------ Material for the task ------

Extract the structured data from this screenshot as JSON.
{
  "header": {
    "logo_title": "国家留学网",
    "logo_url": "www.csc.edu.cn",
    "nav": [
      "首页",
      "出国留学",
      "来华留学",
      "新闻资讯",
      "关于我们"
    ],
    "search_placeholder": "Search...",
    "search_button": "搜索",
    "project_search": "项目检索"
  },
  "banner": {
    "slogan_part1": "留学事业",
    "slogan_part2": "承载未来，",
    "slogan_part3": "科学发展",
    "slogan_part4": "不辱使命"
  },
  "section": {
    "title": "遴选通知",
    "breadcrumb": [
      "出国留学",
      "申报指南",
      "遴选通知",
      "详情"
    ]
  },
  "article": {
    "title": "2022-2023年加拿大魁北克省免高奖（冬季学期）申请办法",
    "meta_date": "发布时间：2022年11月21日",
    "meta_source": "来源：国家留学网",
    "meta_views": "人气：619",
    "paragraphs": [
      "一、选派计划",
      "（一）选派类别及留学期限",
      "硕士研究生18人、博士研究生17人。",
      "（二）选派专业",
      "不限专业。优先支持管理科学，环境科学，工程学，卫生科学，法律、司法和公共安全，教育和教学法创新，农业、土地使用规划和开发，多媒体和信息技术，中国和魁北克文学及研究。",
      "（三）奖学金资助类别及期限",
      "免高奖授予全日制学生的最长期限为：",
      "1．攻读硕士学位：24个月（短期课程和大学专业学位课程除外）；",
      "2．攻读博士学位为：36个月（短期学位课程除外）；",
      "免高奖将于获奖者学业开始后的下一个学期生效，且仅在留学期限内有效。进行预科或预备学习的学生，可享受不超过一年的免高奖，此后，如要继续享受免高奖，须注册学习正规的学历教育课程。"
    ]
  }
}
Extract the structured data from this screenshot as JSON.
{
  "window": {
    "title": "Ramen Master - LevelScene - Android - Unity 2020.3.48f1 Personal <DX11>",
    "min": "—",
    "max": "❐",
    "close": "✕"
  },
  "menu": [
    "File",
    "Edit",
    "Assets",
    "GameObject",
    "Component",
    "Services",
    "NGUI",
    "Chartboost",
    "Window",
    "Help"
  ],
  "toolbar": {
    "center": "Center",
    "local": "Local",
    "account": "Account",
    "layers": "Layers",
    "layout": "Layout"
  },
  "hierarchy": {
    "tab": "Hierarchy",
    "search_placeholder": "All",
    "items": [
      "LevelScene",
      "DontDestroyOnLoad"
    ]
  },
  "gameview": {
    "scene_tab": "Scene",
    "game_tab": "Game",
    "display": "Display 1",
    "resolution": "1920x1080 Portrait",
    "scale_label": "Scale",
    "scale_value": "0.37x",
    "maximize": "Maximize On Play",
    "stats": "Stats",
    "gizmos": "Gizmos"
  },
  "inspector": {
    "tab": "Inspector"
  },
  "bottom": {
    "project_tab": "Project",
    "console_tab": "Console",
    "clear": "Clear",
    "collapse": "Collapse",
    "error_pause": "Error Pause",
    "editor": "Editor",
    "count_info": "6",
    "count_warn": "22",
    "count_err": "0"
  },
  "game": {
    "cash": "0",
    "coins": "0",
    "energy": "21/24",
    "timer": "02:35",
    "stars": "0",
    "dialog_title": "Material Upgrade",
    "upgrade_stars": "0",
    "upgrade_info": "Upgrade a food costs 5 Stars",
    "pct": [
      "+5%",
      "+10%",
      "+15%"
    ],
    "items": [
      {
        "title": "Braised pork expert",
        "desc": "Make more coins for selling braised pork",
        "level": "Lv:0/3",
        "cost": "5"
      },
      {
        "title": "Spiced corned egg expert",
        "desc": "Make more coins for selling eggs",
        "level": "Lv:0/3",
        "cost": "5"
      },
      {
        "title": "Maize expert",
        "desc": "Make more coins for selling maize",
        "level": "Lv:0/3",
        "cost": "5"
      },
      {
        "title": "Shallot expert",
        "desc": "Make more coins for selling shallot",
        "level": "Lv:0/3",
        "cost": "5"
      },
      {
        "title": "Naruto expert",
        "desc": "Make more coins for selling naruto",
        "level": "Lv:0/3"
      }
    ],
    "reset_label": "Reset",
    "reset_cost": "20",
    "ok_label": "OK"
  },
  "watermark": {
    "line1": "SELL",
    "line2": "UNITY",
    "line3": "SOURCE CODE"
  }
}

------

# Description of the task
Transcribe every record above exactly as it appears.

# Exercise result
Extract the structured data from this screenshot as JSON.
{
  "header": {
    "logo_title": "国家留学网",
    "logo_url": "www.csc.edu.cn",
    "nav": [
      "首页",
      "出国留学",
      "来华留学",
      "新闻资讯",
      "关于我们"
    ],
    "search_placeholder": "Search...",
    "search_button": "搜索",
    "project_search": "项目检索"
  },
  "banner": {
    "slogan_part1": "留学事业",
    "slogan_part2": "承载未来，",
    "slogan_part3": "科学发展",
    "slogan_part4": "不辱使命"
  },
  "section": {
    "title": "遴选通知",
    "breadcrumb": [
      "出国留学",
      "申报指南",
      "遴选通知",
      "详情"
    ]
  },
  "article": {
    "title": "2022-2023年加拿大魁北克省免高奖（冬季学期）申请办法",
    "meta_date": "发布时间：2022年11月21日",
    "meta_source": "来源：国家留学网",
    "meta_views": "人气：619",
    "paragraphs": [
      "一、选派计划",
      "（一）选派类别及留学期限",
      "硕士研究生18人、博士研究生17人。",
      "（二）选派专业",
      "不限专业。优先支持管理科学，环境科学，工程学，卫生科学，法律、司法和公共安全，教育和教学法创新，农业、土地使用规划和开发，多媒体和信息技术，中国和魁北克文学及研究。",
      "（三）奖学金资助类别及期限",
      "免高奖授予全日制学生的最长期限为：",
      "1．攻读硕士学位：24个月（短期课程和大学专业学位课程除外）；",
      "2．攻读博士学位为：36个月（短期学位课程除外）；",
      "免高奖将于获奖者学业开始后的下一个学期生效，且仅在留学期限内有效。进行预科或预备学习的学生，可享受不超过一年的免高奖，此后，如要继续享受免高奖，须注册学习正规的学历教育课程。"
    ]
  }
}
Extract the structured data from this screenshot as JSON.
{
  "window": {
    "title": "Ramen Master - LevelScene - Android - Unity 2020.3.48f1 Personal <DX11>",
    "min": "—",
    "max": "❐",
    "close": "✕"
  },
  "menu": [
    "File",
    "Edit",
    "Assets",
    "GameObject",
    "Component",
    "Services",
    "NGUI",
    "Chartboost",
    "Window",
    "Help"
  ],
  "toolbar": {
    "center": "Center",
    "local": "Local",
    "account": "Account",
    "layers": "Layers",
    "layout": "Layout"
  },
  "hierarchy": {
    "tab": "Hierarchy",
    "search_placeholder": "All",
    "items": [
      "LevelScene",
      "DontDestroyOnLoad"
    ]
  },
  "gameview": {
    "scene_tab": "Scene",
    "game_tab": "Game",
    "display": "Display 1",
    "resolution": "1920x1080 Portrait",
    "scale_label": "Scale",
    "scale_value": "0.37x",
    "maximize": "Maximize On Play",
    "stats": "Stats",
    "gizmos": "Gizmos"
  },
  "inspector": {
    "tab": "Inspector"
  },
  "bottom": {
    "project_tab": "Project",
    "console_tab": "Console",
    "clear": "Clear",
    "collapse": "Collapse",
    "error_pause": "Error Pause",
    "editor": "Editor",
    "count_info": "6",
    "count_warn": "22",
    "count_err": "0"
  },
  "game": {
    "cash": "0",
    "coins": "0",
    "energy": "21/24",
    "timer": "02:35",
    "stars": "0",
    "dialog_title": "Material Upgrade",
    "upgrade_stars": "0",
    "upgrade_info": "Upgrade a food costs 5 Stars",
    "pct": [
      "+5%",
      "+10%",
      "+15%"
    ],
    "items": [
      {
        "title": "Braised pork expert",
        "desc": "Make more coins for selling braised pork",
        "level": "Lv:0/3",
        "cost": "5"
      },
      {
        "title": "Spiced corned egg expert",
        "desc": "Make more coins for selling eggs",
        "level": "Lv:0/3",
        "cost": "5"
      },
      {
        "title": "Maize expert",
        "desc": "Make more coins for selling maize",
        "level": "Lv:0/3",
        "cost": "5"
      },
      {
        "title": "Shallot expert",
        "desc": "Make more coins for selling shallot",
        "level": "Lv:0/3",
        "cost": "5"
      },
      {
        "title": "Naruto expert",
        "desc": "Make more coins for selling naruto",
        "level": "Lv:0/3"
      }
    ],
    "reset_label": "Reset",
    "reset_cost": "20",
    "ok_label": "OK"
  },
  "watermark": {
    "line1": "SELL",
    "line2": "UNITY",
    "line3": "SOURCE CODE"
  }
}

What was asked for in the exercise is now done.